Chart and figure data
####################

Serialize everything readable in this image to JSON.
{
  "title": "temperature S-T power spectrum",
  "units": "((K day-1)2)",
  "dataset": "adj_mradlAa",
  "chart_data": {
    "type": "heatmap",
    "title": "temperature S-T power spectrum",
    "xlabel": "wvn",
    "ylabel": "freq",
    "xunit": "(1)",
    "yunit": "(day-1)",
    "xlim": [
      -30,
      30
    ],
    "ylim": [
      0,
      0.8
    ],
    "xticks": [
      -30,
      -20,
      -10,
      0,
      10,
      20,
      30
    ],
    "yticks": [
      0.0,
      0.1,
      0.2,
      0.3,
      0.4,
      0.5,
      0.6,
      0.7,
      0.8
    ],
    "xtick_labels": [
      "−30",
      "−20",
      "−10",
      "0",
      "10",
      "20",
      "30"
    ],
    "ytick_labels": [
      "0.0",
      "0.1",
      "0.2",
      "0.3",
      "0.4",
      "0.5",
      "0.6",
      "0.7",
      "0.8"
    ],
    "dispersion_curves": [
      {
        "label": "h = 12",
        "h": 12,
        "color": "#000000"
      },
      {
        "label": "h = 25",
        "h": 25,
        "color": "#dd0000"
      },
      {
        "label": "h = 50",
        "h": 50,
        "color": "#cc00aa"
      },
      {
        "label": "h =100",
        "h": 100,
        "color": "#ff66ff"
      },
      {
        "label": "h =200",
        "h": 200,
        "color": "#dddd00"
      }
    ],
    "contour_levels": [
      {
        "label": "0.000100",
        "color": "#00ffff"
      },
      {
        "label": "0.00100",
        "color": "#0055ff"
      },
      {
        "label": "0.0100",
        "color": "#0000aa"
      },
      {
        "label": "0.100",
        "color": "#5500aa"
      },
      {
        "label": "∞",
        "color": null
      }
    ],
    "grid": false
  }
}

####################

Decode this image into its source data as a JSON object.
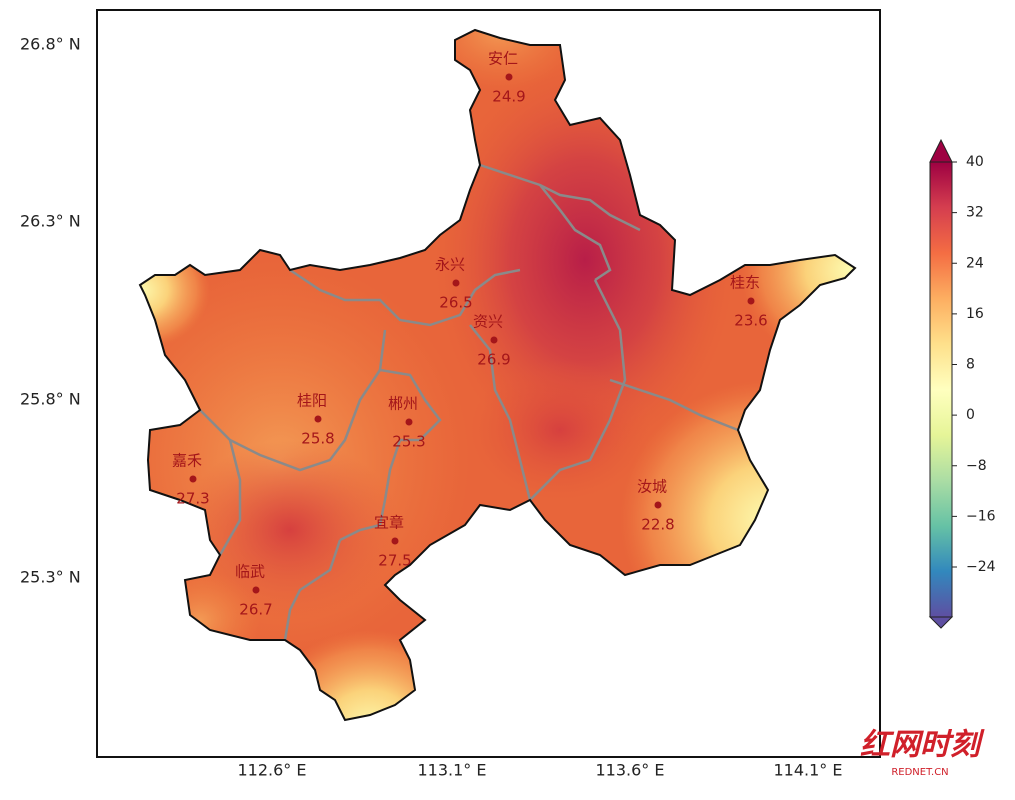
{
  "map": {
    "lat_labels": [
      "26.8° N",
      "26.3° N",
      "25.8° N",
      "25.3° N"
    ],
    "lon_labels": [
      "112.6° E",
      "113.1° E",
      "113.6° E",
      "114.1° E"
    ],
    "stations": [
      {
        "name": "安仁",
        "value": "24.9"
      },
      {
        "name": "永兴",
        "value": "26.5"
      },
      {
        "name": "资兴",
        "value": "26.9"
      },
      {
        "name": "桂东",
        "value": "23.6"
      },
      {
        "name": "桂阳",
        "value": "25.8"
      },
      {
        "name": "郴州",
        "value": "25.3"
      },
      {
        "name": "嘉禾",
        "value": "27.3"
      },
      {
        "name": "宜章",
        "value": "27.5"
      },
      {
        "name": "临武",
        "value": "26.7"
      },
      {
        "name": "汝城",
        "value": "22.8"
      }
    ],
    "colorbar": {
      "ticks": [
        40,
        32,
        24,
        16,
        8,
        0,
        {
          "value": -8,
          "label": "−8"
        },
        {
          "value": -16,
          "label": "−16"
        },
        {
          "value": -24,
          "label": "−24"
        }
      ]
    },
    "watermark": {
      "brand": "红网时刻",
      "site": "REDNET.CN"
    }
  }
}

####################

To do:
Show, from the material above, each line that includes the string "title".

Solution for this task:
  "title": "temperature S-T power spectrum",
    "title": "temperature S-T power spectrum",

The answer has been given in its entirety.